Repeat the listing below in full, exactly as it stands.

(Rows from a figure dataset)
┄┄┄┄┄┄┄┄┄┄┄┄┄┄┄┄┄┄┄┄

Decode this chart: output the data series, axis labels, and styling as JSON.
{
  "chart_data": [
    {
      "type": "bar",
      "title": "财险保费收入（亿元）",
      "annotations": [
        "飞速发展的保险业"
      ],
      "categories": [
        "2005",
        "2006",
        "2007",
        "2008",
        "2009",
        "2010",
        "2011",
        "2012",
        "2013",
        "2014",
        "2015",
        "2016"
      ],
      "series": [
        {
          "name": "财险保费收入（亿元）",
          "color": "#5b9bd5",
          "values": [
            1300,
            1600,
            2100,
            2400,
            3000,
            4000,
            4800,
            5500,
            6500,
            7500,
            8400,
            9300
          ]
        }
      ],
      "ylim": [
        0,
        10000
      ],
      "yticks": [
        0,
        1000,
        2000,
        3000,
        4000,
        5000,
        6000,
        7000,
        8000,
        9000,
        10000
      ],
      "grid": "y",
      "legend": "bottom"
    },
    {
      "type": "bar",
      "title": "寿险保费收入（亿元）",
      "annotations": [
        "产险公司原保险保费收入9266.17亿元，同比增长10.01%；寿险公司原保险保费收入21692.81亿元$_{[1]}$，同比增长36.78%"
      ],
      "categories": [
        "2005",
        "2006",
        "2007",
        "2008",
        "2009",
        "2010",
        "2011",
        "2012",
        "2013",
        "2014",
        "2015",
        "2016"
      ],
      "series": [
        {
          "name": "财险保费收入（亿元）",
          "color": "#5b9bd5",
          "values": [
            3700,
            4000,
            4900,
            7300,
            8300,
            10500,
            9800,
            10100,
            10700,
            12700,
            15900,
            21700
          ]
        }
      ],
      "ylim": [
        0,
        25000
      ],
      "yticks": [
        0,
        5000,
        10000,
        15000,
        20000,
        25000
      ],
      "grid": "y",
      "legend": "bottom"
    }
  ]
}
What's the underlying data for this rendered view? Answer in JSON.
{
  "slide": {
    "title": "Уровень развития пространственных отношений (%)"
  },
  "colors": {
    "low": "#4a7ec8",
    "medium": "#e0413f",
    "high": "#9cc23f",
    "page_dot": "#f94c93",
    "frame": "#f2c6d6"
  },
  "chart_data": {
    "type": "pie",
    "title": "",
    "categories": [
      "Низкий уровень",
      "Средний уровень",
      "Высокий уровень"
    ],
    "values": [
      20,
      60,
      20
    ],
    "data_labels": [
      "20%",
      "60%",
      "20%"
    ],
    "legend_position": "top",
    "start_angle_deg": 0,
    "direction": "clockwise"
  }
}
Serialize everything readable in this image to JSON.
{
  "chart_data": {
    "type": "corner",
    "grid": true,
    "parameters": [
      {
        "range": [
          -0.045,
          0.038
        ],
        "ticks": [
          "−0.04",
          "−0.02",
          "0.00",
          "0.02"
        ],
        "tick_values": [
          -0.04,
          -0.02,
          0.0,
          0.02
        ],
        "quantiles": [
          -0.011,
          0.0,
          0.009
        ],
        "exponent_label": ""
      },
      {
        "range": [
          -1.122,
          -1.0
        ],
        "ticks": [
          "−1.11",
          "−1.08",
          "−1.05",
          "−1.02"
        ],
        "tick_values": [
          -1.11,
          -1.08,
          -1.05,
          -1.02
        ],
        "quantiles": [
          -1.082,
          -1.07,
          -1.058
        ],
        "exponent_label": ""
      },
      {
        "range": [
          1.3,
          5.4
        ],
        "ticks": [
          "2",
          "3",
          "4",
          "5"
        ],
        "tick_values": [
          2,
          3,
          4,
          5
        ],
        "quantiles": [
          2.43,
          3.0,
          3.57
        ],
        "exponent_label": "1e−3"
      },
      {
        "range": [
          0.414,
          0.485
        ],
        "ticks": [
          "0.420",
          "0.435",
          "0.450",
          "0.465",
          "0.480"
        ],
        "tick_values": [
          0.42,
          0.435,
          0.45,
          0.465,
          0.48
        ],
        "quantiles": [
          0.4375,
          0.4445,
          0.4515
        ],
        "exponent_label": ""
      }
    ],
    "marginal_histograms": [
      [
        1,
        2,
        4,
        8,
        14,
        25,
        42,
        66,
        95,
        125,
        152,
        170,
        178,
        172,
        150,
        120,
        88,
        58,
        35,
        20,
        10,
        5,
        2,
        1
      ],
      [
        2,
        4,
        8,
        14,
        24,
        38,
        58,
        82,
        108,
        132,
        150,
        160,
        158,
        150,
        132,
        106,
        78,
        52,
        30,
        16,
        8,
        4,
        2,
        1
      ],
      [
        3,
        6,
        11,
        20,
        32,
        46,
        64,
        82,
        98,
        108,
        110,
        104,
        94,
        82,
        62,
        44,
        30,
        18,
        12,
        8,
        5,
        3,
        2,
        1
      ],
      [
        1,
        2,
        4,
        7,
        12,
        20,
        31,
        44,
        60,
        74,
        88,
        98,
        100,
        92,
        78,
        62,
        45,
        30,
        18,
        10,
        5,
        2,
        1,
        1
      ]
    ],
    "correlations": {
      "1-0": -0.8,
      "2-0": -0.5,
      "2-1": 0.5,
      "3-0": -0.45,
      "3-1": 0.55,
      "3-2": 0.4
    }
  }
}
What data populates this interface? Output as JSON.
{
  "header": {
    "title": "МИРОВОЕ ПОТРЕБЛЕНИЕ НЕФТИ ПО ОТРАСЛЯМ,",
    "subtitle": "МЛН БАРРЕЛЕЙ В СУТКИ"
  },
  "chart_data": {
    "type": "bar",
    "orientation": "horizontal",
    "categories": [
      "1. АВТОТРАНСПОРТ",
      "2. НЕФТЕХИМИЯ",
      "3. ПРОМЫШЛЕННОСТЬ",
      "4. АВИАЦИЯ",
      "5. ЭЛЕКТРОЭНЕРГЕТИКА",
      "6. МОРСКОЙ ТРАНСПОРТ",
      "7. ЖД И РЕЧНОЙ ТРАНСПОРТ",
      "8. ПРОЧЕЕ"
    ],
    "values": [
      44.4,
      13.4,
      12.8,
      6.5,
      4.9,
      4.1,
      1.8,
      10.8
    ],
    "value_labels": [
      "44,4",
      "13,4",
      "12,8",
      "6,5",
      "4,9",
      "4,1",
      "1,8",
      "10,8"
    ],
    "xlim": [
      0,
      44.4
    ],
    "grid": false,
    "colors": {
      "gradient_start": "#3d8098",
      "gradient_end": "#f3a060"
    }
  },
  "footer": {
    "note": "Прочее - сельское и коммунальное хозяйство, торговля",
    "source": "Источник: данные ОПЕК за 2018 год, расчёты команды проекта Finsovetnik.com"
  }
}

┄┄┄┄┄┄┄┄┄┄┄┄┄┄┄┄┄┄┄┄

» Exercise response:
Decode this chart: output the data series, axis labels, and styling as JSON.
{
  "chart_data": [
    {
      "type": "bar",
      "title": "财险保费收入（亿元）",
      "annotations": [
        "飞速发展的保险业"
      ],
      "categories": [
        "2005",
        "2006",
        "2007",
        "2008",
        "2009",
        "2010",
        "2011",
        "2012",
        "2013",
        "2014",
        "2015",
        "2016"
      ],
      "series": [
        {
          "name": "财险保费收入（亿元）",
          "color": "#5b9bd5",
          "values": [
            1300,
            1600,
            2100,
            2400,
            3000,
            4000,
            4800,
            5500,
            6500,
            7500,
            8400,
            9300
          ]
        }
      ],
      "ylim": [
        0,
        10000
      ],
      "yticks": [
        0,
        1000,
        2000,
        3000,
        4000,
        5000,
        6000,
        7000,
        8000,
        9000,
        10000
      ],
      "grid": "y",
      "legend": "bottom"
    },
    {
      "type": "bar",
      "title": "寿险保费收入（亿元）",
      "annotations": [
        "产险公司原保险保费收入9266.17亿元，同比增长10.01%；寿险公司原保险保费收入21692.81亿元$_{[1]}$，同比增长36.78%"
      ],
      "categories": [
        "2005",
        "2006",
        "2007",
        "2008",
        "2009",
        "2010",
        "2011",
        "2012",
        "2013",
        "2014",
        "2015",
        "2016"
      ],
      "series": [
        {
          "name": "财险保费收入（亿元）",
          "color": "#5b9bd5",
          "values": [
            3700,
            4000,
            4900,
            7300,
            8300,
            10500,
            9800,
            10100,
            10700,
            12700,
            15900,
            21700
          ]
        }
      ],
      "ylim": [
        0,
        25000
      ],
      "yticks": [
        0,
        5000,
        10000,
        15000,
        20000,
        25000
      ],
      "grid": "y",
      "legend": "bottom"
    }
  ]
}
What's the underlying data for this rendered view? Answer in JSON.
{
  "slide": {
    "title": "Уровень развития пространственных отношений (%)"
  },
  "colors": {
    "low": "#4a7ec8",
    "medium": "#e0413f",
    "high": "#9cc23f",
    "page_dot": "#f94c93",
    "frame": "#f2c6d6"
  },
  "chart_data": {
    "type": "pie",
    "title": "",
    "categories": [
      "Низкий уровень",
      "Средний уровень",
      "Высокий уровень"
    ],
    "values": [
      20,
      60,
      20
    ],
    "data_labels": [
      "20%",
      "60%",
      "20%"
    ],
    "legend_position": "top",
    "start_angle_deg": 0,
    "direction": "clockwise"
  }
}
Serialize everything readable in this image to JSON.
{
  "chart_data": {
    "type": "corner",
    "grid": true,
    "parameters": [
      {
        "range": [
          -0.045,
          0.038
        ],
        "ticks": [
          "−0.04",
          "−0.02",
          "0.00",
          "0.02"
        ],
        "tick_values": [
          -0.04,
          -0.02,
          0.0,
          0.02
        ],
        "quantiles": [
          -0.011,
          0.0,
          0.009
        ],
        "exponent_label": ""
      },
      {
        "range": [
          -1.122,
          -1.0
        ],
        "ticks": [
          "−1.11",
          "−1.08",
          "−1.05",
          "−1.02"
        ],
        "tick_values": [
          -1.11,
          -1.08,
          -1.05,
          -1.02
        ],
        "quantiles": [
          -1.082,
          -1.07,
          -1.058
        ],
        "exponent_label": ""
      },
      {
        "range": [
          1.3,
          5.4
        ],
        "ticks": [
          "2",
          "3",
          "4",
          "5"
        ],
        "tick_values": [
          2,
          3,
          4,
          5
        ],
        "quantiles": [
          2.43,
          3.0,
          3.57
        ],
        "exponent_label": "1e−3"
      },
      {
        "range": [
          0.414,
          0.485
        ],
        "ticks": [
          "0.420",
          "0.435",
          "0.450",
          "0.465",
          "0.480"
        ],
        "tick_values": [
          0.42,
          0.435,
          0.45,
          0.465,
          0.48
        ],
        "quantiles": [
          0.4375,
          0.4445,
          0.4515
        ],
        "exponent_label": ""
      }
    ],
    "marginal_histograms": [
      [
        1,
        2,
        4,
        8,
        14,
        25,
        42,
        66,
        95,
        125,
        152,
        170,
        178,
        172,
        150,
        120,
        88,
        58,
        35,
        20,
        10,
        5,
        2,
        1
      ],
      [
        2,
        4,
        8,
        14,
        24,
        38,
        58,
        82,
        108,
        132,
        150,
        160,
        158,
        150,
        132,
        106,
        78,
        52,
        30,
        16,
        8,
        4,
        2,
        1
      ],
      [
        3,
        6,
        11,
        20,
        32,
        46,
        64,
        82,
        98,
        108,
        110,
        104,
        94,
        82,
        62,
        44,
        30,
        18,
        12,
        8,
        5,
        3,
        2,
        1
      ],
      [
        1,
        2,
        4,
        7,
        12,
        20,
        31,
        44,
        60,
        74,
        88,
        98,
        100,
        92,
        78,
        62,
        45,
        30,
        18,
        10,
        5,
        2,
        1,
        1
      ]
    ],
    "correlations": {
      "1-0": -0.8,
      "2-0": -0.5,
      "2-1": 0.5,
      "3-0": -0.45,
      "3-1": 0.55,
      "3-2": 0.4
    }
  }
}
What data populates this interface? Output as JSON.
{
  "header": {
    "title": "МИРОВОЕ ПОТРЕБЛЕНИЕ НЕФТИ ПО ОТРАСЛЯМ,",
    "subtitle": "МЛН БАРРЕЛЕЙ В СУТКИ"
  },
  "chart_data": {
    "type": "bar",
    "orientation": "horizontal",
    "categories": [
      "1. АВТОТРАНСПОРТ",
      "2. НЕФТЕХИМИЯ",
      "3. ПРОМЫШЛЕННОСТЬ",
      "4. АВИАЦИЯ",
      "5. ЭЛЕКТРОЭНЕРГЕТИКА",
      "6. МОРСКОЙ ТРАНСПОРТ",
      "7. ЖД И РЕЧНОЙ ТРАНСПОРТ",
      "8. ПРОЧЕЕ"
    ],
    "values": [
      44.4,
      13.4,
      12.8,
      6.5,
      4.9,
      4.1,
      1.8,
      10.8
    ],
    "value_labels": [
      "44,4",
      "13,4",
      "12,8",
      "6,5",
      "4,9",
      "4,1",
      "1,8",
      "10,8"
    ],
    "xlim": [
      0,
      44.4
    ],
    "grid": false,
    "colors": {
      "gradient_start": "#3d8098",
      "gradient_end": "#f3a060"
    }
  },
  "footer": {
    "note": "Прочее - сельское и коммунальное хозяйство, торговля",
    "source": "Источник: данные ОПЕК за 2018 год, расчёты команды проекта Finsovetnik.com"
  }
}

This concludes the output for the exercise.